Stored items:
"""
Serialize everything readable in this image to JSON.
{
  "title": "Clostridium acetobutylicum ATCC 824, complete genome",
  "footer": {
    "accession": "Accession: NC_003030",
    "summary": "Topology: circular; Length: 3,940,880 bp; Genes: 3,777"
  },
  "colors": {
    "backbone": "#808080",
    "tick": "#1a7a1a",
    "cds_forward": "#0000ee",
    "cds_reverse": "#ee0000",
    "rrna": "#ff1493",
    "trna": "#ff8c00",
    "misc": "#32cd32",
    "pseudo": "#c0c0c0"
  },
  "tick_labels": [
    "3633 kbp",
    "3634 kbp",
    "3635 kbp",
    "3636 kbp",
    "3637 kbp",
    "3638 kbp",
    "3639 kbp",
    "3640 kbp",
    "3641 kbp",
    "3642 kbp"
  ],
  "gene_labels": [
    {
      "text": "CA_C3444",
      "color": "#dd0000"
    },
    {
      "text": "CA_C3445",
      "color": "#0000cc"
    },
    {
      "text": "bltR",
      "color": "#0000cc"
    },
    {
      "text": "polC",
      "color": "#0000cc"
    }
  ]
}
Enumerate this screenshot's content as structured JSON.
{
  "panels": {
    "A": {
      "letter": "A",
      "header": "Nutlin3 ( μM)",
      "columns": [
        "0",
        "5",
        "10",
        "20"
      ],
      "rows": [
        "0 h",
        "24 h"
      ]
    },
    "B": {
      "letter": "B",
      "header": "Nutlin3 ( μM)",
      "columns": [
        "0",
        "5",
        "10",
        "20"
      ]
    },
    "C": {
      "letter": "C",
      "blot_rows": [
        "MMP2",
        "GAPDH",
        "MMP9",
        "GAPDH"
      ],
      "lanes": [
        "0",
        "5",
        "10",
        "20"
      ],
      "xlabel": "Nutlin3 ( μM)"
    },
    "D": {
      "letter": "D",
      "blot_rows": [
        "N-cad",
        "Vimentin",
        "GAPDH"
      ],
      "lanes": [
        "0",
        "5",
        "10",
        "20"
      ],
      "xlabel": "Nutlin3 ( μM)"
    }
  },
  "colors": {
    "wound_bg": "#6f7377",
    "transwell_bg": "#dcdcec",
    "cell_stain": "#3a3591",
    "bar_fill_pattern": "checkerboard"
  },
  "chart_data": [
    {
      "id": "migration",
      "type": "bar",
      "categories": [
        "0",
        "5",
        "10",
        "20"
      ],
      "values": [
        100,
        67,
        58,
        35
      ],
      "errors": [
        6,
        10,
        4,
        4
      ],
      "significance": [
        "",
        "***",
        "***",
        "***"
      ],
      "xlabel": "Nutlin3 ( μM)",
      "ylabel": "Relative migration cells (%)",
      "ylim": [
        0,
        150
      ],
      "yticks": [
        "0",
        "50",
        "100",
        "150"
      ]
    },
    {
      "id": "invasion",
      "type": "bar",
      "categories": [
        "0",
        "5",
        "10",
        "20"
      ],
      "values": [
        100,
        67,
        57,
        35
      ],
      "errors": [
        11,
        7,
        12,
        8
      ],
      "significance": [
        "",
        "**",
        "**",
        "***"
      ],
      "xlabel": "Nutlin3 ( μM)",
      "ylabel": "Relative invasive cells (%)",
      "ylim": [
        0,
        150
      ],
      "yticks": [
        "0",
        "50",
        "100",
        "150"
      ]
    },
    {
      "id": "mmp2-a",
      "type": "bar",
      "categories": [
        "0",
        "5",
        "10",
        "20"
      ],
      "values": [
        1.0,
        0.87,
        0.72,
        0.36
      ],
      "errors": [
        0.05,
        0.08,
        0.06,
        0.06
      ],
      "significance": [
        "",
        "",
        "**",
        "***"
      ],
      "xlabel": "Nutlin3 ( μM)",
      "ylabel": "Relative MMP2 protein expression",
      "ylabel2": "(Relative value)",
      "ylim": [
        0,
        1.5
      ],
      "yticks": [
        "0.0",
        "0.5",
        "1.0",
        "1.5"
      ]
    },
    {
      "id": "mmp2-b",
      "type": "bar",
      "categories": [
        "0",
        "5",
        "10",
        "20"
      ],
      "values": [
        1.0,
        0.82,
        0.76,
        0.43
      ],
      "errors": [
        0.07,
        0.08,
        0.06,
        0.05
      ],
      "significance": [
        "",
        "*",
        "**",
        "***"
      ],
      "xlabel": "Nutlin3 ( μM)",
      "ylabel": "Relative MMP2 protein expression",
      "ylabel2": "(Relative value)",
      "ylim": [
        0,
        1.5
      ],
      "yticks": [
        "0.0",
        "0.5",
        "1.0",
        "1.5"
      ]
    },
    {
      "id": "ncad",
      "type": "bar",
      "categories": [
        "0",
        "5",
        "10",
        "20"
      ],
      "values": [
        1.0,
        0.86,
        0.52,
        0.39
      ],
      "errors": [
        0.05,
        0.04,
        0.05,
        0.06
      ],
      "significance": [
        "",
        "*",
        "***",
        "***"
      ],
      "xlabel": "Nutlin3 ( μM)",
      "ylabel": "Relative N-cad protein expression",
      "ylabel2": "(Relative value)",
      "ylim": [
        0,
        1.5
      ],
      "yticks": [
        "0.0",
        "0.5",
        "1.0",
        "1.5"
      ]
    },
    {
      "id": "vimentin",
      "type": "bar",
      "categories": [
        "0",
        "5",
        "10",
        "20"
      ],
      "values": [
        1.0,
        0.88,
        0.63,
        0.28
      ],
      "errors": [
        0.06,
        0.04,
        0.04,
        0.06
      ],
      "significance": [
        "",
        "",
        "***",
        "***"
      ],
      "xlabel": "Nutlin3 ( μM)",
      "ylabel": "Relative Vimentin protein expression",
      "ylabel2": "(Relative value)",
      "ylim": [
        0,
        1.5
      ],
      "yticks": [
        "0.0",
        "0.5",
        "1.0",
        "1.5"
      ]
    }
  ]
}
"""
**Task directions**
Reproduce every line in the records above that contains the word "protein".

**Exercise output**
      "ylabel": "Relative MMP2 protein expression",
      "ylabel": "Relative MMP2 protein expression",
      "ylabel": "Relative N-cad protein expression",
      "ylabel": "Relative Vimentin protein expression",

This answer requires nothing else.